- _Work to do_: Your task is to count the lines of the entries below that include the word "организациях" and to give only the resulting number.

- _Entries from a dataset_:
_____
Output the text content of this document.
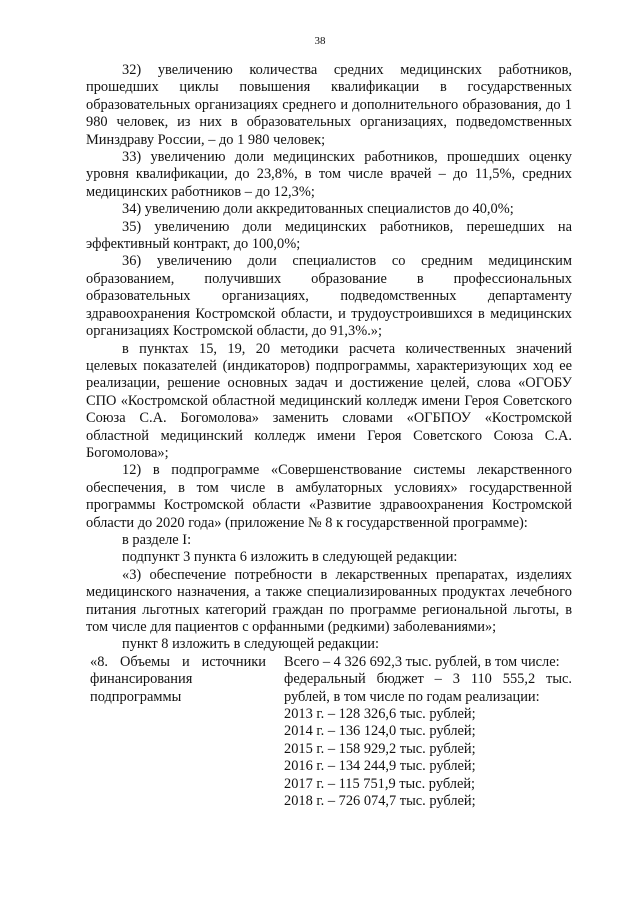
38

32) увеличению количества средних медицинских работников, прошедших циклы повышения квалификации в государственных образовательных организациях среднего и дополнительного образования, до 1 980 человек, из них в образовательных организациях, подведомственных Минздраву России, – до 1 980 человек;

33) увеличению доли медицинских работников, прошедших оценку уровня квалификации, до 23,8%, в том числе врачей – до 11,5%, средних медицинских работников – до 12,3%;

34) увеличению доли аккредитованных специалистов до 40,0%;

35) увеличению доли медицинских работников, перешедших на эффективный контракт, до 100,0%;

36) увеличению доли специалистов со средним медицинским образованием, получивших образование в профессиональных образовательных организациях, подведомственных департаменту здравоохранения Костромской области, и трудоустроившихся в медицинских организациях Костромской области, до 91,3%.»;

в пунктах 15, 19, 20 методики расчета количественных значений целевых показателей (индикаторов) подпрограммы, характеризующих ход ее реализации, решение основных задач и достижение целей, слова «ОГОБУ СПО «Костромской областной медицинский колледж имени Героя Советского Союза С.А. Богомолова» заменить словами «ОГБПОУ «Костромской областной медицинский колледж имени Героя Советского Союза С.А. Богомолова»;

12) в подпрограмме «Совершенствование системы лекарственного обеспечения, в том числе в амбулаторных условиях» государственной программы Костромской области «Развитие здравоохранения Костромской области до 2020 года» (приложение № 8 к государственной программе):

в разделе I:

подпункт 3 пункта 6 изложить в следующей редакции:

«3) обеспечение потребности в лекарственных препаратах, изделиях медицинского назначения, а также специализированных продуктах лечебного питания льготных категорий граждан по программе региональной льготы, в том числе для пациентов с орфанными (редкими) заболеваниями»;

пункт 8 изложить в следующей редакции:

«8. Объемы и источники
финансирования
подпрограммы

Всего – 4 326 692,3 тыс. рублей, в том числе:

федеральный бюджет – 3 110 555,2 тыс. рублей, в том числе по годам реализации:

2013 г. – 128 326,6 тыс. рублей;

2014 г. – 136 124,0 тыс. рублей;

2015 г. – 158 929,2 тыс. рублей;

2016 г. – 134 244,9 тыс. рублей;

2017 г. – 115 751,9 тыс. рублей;

2018 г. – 726 074,7 тыс. рублей;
_____
- _Right answer_: 2